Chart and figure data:
=-=-=-=-=
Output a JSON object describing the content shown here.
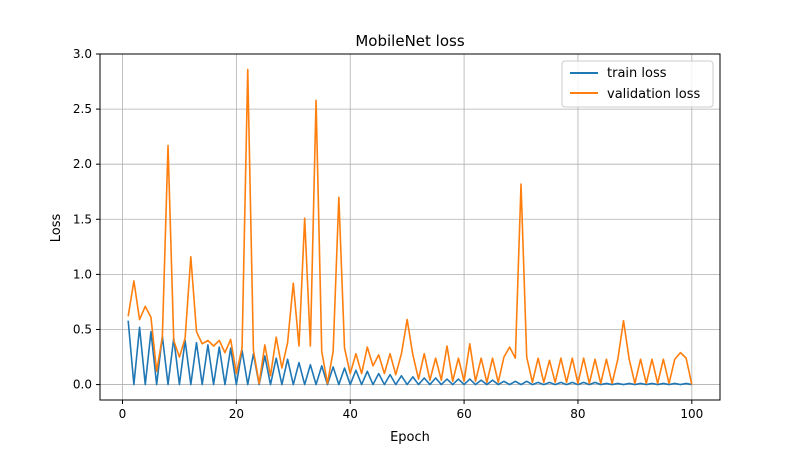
{
  "chart_data": {
    "type": "line",
    "title": "MobileNet loss",
    "xlabel": "Epoch",
    "ylabel": "Loss",
    "xlim": [
      -3.95,
      104.95
    ],
    "ylim": [
      -0.14,
      3.0
    ],
    "xticks": [
      0,
      20,
      40,
      60,
      80,
      100
    ],
    "yticks": [
      0.0,
      0.5,
      1.0,
      1.5,
      2.0,
      2.5,
      3.0
    ],
    "xtick_labels": [
      "0",
      "20",
      "40",
      "60",
      "80",
      "100"
    ],
    "ytick_labels": [
      "0.0",
      "0.5",
      "1.0",
      "1.5",
      "2.0",
      "2.5",
      "3.0"
    ],
    "grid": true,
    "legend_position": "top-right",
    "x": [
      1,
      2,
      3,
      4,
      5,
      6,
      7,
      8,
      9,
      10,
      11,
      12,
      13,
      14,
      15,
      16,
      17,
      18,
      19,
      20,
      21,
      22,
      23,
      24,
      25,
      26,
      27,
      28,
      29,
      30,
      31,
      32,
      33,
      34,
      35,
      36,
      37,
      38,
      39,
      40,
      41,
      42,
      43,
      44,
      45,
      46,
      47,
      48,
      49,
      50,
      51,
      52,
      53,
      54,
      55,
      56,
      57,
      58,
      59,
      60,
      61,
      62,
      63,
      64,
      65,
      66,
      67,
      68,
      69,
      70,
      71,
      72,
      73,
      74,
      75,
      76,
      77,
      78,
      79,
      80,
      81,
      82,
      83,
      84,
      85,
      86,
      87,
      88,
      89,
      90,
      91,
      92,
      93,
      94,
      95,
      96,
      97,
      98,
      99,
      100
    ],
    "series": [
      {
        "name": "train loss",
        "color": "#1f77b4",
        "values": [
          0.58,
          0.0,
          0.52,
          0.0,
          0.48,
          0.0,
          0.44,
          0.0,
          0.42,
          0.0,
          0.4,
          0.0,
          0.38,
          0.0,
          0.36,
          0.0,
          0.34,
          0.0,
          0.33,
          0.0,
          0.31,
          0.0,
          0.28,
          0.0,
          0.26,
          0.0,
          0.24,
          0.0,
          0.23,
          0.0,
          0.2,
          0.0,
          0.18,
          0.0,
          0.17,
          0.0,
          0.16,
          0.0,
          0.15,
          0.0,
          0.13,
          0.0,
          0.12,
          0.0,
          0.1,
          0.0,
          0.09,
          0.0,
          0.08,
          0.0,
          0.07,
          0.0,
          0.06,
          0.0,
          0.06,
          0.0,
          0.05,
          0.0,
          0.05,
          0.0,
          0.05,
          0.0,
          0.04,
          0.0,
          0.04,
          0.0,
          0.03,
          0.0,
          0.03,
          0.0,
          0.03,
          0.0,
          0.02,
          0.0,
          0.02,
          0.0,
          0.02,
          0.0,
          0.02,
          0.0,
          0.02,
          0.0,
          0.02,
          0.0,
          0.01,
          0.0,
          0.01,
          0.0,
          0.01,
          0.0,
          0.01,
          0.0,
          0.01,
          0.0,
          0.01,
          0.0,
          0.01,
          0.0,
          0.01,
          0.0
        ]
      },
      {
        "name": "validation loss",
        "color": "#ff7f0e",
        "values": [
          0.62,
          0.94,
          0.59,
          0.71,
          0.61,
          0.12,
          0.43,
          2.17,
          0.4,
          0.25,
          0.42,
          1.16,
          0.48,
          0.37,
          0.4,
          0.35,
          0.4,
          0.29,
          0.41,
          0.1,
          0.33,
          2.86,
          0.31,
          0.01,
          0.36,
          0.08,
          0.43,
          0.15,
          0.38,
          0.92,
          0.35,
          1.51,
          0.35,
          2.58,
          0.3,
          0.01,
          0.3,
          1.7,
          0.33,
          0.1,
          0.28,
          0.1,
          0.34,
          0.17,
          0.27,
          0.1,
          0.28,
          0.09,
          0.28,
          0.59,
          0.27,
          0.05,
          0.28,
          0.04,
          0.24,
          0.04,
          0.35,
          0.03,
          0.24,
          0.03,
          0.37,
          0.03,
          0.24,
          0.02,
          0.24,
          0.02,
          0.25,
          0.34,
          0.24,
          1.82,
          0.25,
          0.02,
          0.24,
          0.02,
          0.22,
          0.02,
          0.24,
          0.02,
          0.24,
          0.01,
          0.24,
          0.01,
          0.23,
          0.01,
          0.23,
          0.01,
          0.23,
          0.58,
          0.23,
          0.01,
          0.23,
          0.01,
          0.23,
          0.01,
          0.23,
          0.01,
          0.23,
          0.29,
          0.24,
          0.0
        ]
      }
    ]
  }
}
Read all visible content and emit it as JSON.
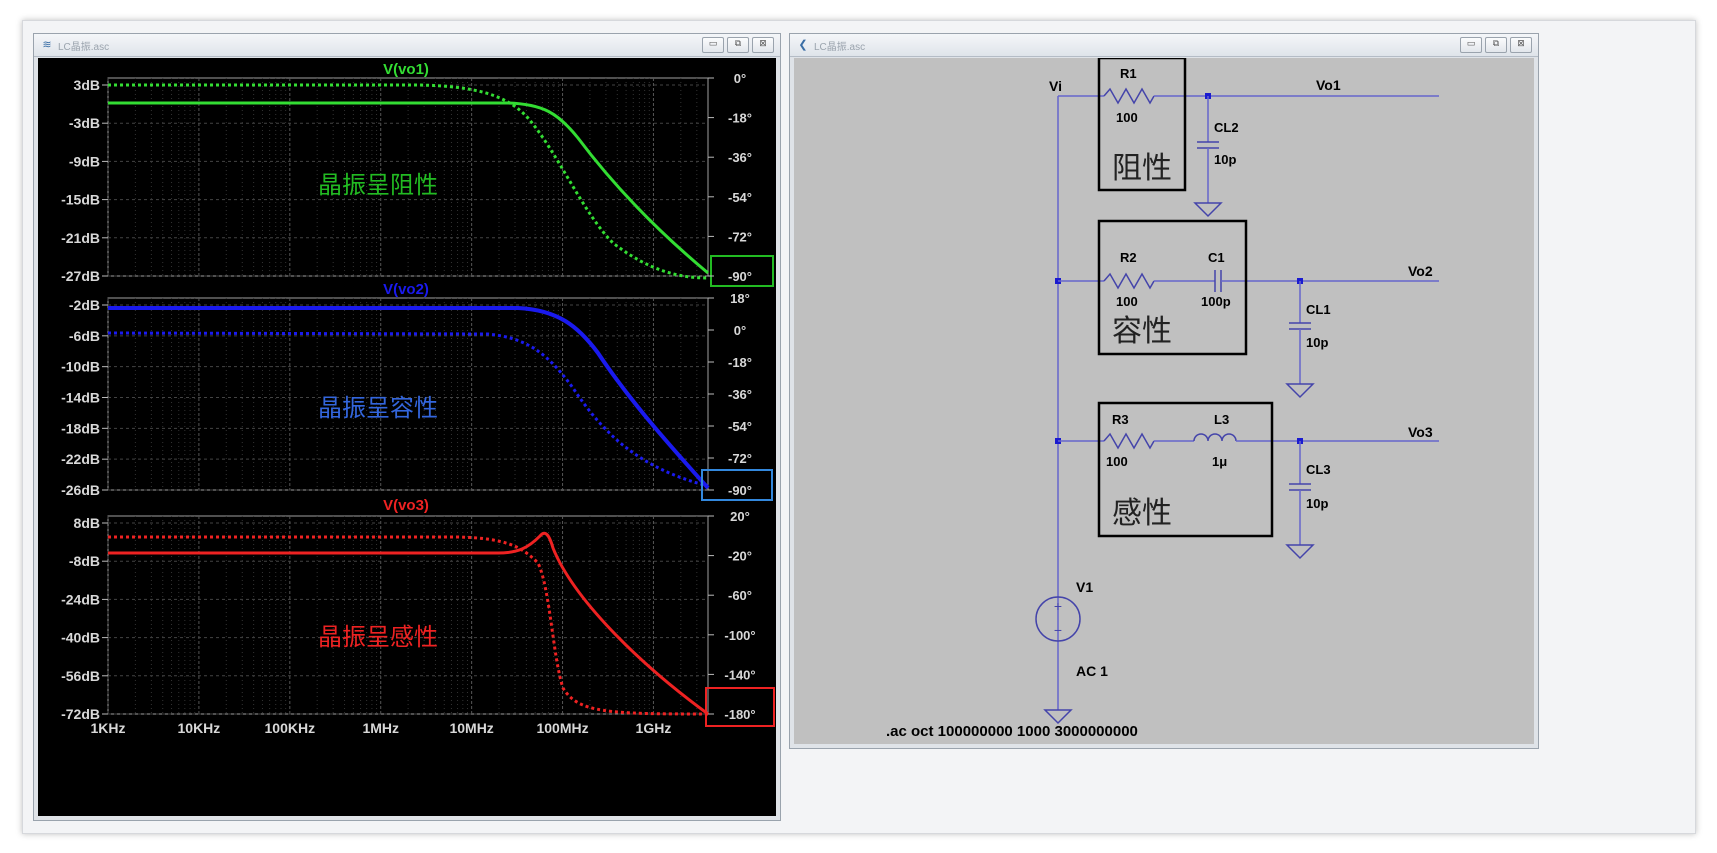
{
  "left_window": {
    "title": "LC晶振.asc",
    "buttons": [
      "▭",
      "⧉",
      "⊠"
    ],
    "panes": [
      {
        "trace_title": "V(vo1)",
        "color": "#33dd33",
        "label": "晶振呈阻性",
        "label_color": "#22bb22",
        "left_ticks": [
          "3dB",
          "-3dB",
          "-9dB",
          "-15dB",
          "-21dB",
          "-27dB"
        ],
        "right_ticks": [
          "0°",
          "-18°",
          "-36°",
          "-54°",
          "-72°",
          "-90°"
        ],
        "highlight_color": "#22bb22"
      },
      {
        "trace_title": "V(vo2)",
        "color": "#1a1aee",
        "label": "晶振呈容性",
        "label_color": "#3366dd",
        "left_ticks": [
          "-2dB",
          "-6dB",
          "-10dB",
          "-14dB",
          "-18dB",
          "-22dB",
          "-26dB"
        ],
        "right_ticks": [
          "18°",
          "0°",
          "-18°",
          "-36°",
          "-54°",
          "-72°",
          "-90°"
        ],
        "highlight_color": "#3388dd"
      },
      {
        "trace_title": "V(vo3)",
        "color": "#ee2222",
        "label": "晶振呈感性",
        "label_color": "#ee2222",
        "left_ticks": [
          "8dB",
          "-8dB",
          "-24dB",
          "-40dB",
          "-56dB",
          "-72dB"
        ],
        "right_ticks": [
          "20°",
          "-20°",
          "-60°",
          "-100°",
          "-140°",
          "-180°"
        ],
        "highlight_color": "#ee2222"
      }
    ],
    "x_ticks": [
      "1KHz",
      "10KHz",
      "100KHz",
      "1MHz",
      "10MHz",
      "100MHz",
      "1GHz"
    ]
  },
  "right_window": {
    "title": "LC晶振.asc",
    "buttons": [
      "▭",
      "⧉",
      "⊠"
    ],
    "labels": {
      "vi": "Vi",
      "vo1": "Vo1",
      "vo2": "Vo2",
      "vo3": "Vo3",
      "r1": "R1",
      "r1_val": "100",
      "cl2": "CL2",
      "cl2_val": "10p",
      "box1": "阻性",
      "r2": "R2",
      "r2_val": "100",
      "c1": "C1",
      "c1_val": "100p",
      "cl1": "CL1",
      "cl1_val": "10p",
      "box2": "容性",
      "r3": "R3",
      "r3_val": "100",
      "l3": "L3",
      "l3_val": "1μ",
      "cl3": "CL3",
      "cl3_val": "10p",
      "box3": "感性",
      "v1": "V1",
      "v1_val": "AC 1",
      "directive": ".ac oct 100000000 1000 3000000000"
    }
  }
}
=-=-=-=-=
Within the records above, how many lines include the word "content"? State the number by itself.

# THE RESULT
2